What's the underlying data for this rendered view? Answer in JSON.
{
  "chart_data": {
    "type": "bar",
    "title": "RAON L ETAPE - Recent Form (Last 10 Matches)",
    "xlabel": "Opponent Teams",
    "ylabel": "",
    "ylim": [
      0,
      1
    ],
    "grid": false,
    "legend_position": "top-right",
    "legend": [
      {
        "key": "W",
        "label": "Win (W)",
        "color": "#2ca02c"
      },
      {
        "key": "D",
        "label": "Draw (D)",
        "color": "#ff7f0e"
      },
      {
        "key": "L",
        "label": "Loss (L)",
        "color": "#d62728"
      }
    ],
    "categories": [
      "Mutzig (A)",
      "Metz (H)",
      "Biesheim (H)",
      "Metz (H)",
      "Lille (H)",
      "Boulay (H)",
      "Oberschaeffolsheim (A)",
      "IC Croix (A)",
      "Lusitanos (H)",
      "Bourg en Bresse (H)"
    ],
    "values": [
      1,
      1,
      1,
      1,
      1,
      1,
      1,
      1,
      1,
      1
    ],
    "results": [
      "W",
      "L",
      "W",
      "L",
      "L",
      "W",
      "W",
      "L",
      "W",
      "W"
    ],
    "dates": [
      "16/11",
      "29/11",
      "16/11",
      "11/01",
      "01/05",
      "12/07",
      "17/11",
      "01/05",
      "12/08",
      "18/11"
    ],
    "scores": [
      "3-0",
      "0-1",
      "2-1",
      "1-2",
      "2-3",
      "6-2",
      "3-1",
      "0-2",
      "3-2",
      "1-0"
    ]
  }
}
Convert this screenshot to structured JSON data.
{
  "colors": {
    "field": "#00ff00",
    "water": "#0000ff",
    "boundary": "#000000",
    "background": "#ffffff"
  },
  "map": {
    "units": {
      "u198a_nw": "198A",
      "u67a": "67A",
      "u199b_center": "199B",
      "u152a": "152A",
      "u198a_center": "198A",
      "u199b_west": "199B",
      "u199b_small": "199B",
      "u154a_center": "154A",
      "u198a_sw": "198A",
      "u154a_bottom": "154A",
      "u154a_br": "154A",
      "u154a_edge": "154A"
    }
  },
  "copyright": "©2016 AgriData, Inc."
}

——

● TO BE DONE
Which lines include the word "JSON"? List them all.

● EXERCISE OUTPUT
What's the underlying data for this rendered view? Answer in JSON.
Convert this screenshot to structured JSON data.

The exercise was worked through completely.